* [Exercise directions]
Write a continuation of the text on California's Prop 65 lead agency website regulation, starting after its final sentence.

California adopts Prop 65 lead agency website regulation.

  • The California Safe Drinking Water and Toxic Enforcement Act of 1986 – also known as “Proposition 65” or “Prop 65” – requires the Governor of California to publish a list of chemicals known to the State to cause cancer or reproductive toxicity.  The list is updated by the Office of Environmental Health Hazard Assessment (OEHHA) of the California Environmental Protection Agency at least once per year.  Under Prop 65, entities may not knowingly discharge or release listed chemicals into drinking water, and entities also must provide a “clear and reasonable warning” before exposing individuals to significant amounts of listed chemicals.  Many food and beverage companies are familiar with the Prop 65 warning requirement and the potential for lawsuits where exposures are detected in the absence of appropriate warning statements.
  • OEHHA is in the process of revisiting its Prop 65 regulations, which ultimately may include changes to the warning requirement itself.  Earlier this month, California adopted a new regulation to establish a framework for a new OEHHA website that will provide supplemental information to the public about warnings they receive for exposures to Prop 65 listed chemicals.  The new regulation will be effective on April 1, 2016.  Under the new regulation, OEHHA may request that a manufacturer, producer, distributor, or importer of a product bearing a Prop 65 warning provide the Agency with supplemental  information about the listed chemical(s), including the name, location, and concentration of the chemical(s), as well as anticipated routes and levels of exposure.  Although the data submission requirements are an additional burden for the industry, it is not clear how often OEHHA will request supplemental information from companies.  The new regulation does not require companies to perform additional testing to generate data.  Rather, a party must provide information that is already reasonably available.  Significantly, requests may be answered through a trade association if OEHHA seeks information from two or more businesses regarding the same product or exposure.

* [Given data]
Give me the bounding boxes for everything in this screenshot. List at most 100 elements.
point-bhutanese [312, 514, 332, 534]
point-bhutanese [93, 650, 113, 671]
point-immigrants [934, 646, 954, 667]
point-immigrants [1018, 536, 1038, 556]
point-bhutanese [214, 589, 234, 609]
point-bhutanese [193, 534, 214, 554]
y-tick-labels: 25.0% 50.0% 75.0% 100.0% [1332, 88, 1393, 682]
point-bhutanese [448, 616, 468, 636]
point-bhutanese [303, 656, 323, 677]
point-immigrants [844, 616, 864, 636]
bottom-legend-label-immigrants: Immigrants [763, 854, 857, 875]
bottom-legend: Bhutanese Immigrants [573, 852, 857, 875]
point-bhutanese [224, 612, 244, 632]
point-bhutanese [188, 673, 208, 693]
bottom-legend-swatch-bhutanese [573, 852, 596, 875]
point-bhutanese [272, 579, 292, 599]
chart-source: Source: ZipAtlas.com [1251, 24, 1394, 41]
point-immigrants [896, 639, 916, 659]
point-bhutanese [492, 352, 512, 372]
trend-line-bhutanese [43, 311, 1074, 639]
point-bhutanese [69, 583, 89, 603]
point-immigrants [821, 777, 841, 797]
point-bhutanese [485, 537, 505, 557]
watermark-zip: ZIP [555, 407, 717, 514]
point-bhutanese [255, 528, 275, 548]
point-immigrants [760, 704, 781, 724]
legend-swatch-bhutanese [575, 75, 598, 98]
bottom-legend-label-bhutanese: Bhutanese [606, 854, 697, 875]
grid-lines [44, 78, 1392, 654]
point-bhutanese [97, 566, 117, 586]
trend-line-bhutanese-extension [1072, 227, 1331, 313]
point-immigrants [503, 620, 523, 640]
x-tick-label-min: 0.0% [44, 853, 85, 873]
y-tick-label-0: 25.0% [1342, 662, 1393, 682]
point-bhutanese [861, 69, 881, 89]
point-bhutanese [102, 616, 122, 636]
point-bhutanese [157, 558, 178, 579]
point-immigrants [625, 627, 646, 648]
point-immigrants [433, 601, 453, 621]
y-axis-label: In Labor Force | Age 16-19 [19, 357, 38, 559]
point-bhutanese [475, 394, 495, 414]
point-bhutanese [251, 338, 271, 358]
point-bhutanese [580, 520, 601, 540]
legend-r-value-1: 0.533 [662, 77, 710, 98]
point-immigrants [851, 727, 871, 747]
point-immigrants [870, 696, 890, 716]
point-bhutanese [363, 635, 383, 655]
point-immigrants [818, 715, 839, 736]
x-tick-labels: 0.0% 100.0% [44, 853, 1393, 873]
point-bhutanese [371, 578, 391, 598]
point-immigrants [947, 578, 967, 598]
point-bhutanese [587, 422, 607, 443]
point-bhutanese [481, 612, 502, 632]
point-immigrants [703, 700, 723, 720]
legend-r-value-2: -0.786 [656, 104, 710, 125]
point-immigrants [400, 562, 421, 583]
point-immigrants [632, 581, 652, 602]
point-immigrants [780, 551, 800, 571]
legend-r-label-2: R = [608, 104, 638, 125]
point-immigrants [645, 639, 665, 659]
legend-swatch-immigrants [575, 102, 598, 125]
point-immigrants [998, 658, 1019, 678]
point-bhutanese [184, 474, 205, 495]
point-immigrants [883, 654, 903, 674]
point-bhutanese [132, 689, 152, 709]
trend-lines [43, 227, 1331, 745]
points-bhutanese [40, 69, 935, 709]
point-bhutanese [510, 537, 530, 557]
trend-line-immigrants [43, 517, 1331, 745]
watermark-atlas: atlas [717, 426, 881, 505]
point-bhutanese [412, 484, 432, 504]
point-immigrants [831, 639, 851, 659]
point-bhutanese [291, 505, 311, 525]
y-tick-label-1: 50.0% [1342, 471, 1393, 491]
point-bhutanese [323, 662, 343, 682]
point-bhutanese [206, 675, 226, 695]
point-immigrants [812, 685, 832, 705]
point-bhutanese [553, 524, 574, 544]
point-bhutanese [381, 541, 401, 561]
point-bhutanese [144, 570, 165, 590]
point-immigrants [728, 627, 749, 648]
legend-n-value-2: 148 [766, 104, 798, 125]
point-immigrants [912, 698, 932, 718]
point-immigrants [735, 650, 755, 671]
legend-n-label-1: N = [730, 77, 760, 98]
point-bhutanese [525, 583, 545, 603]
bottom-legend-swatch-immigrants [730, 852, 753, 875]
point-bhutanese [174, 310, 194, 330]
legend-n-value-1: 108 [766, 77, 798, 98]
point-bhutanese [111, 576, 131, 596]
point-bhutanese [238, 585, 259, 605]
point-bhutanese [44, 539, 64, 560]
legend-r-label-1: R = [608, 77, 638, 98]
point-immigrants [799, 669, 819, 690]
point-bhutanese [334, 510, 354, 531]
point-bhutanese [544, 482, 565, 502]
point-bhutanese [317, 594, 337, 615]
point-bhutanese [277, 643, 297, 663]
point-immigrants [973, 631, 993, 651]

* [Exercise output]
  • Many industry trade associations and companies have opposed development of the new website, arguing that the Agency lacked the statutory authority to require companies to provide the additional information sought.  Although OEHHA added certain clarifying language and concessions during the development of the regulation — including certain protections for trade secrets and a process for correcting information that appears on the website — the full impact of implementation and the ultimate value of the new website to consumers remains to be seen.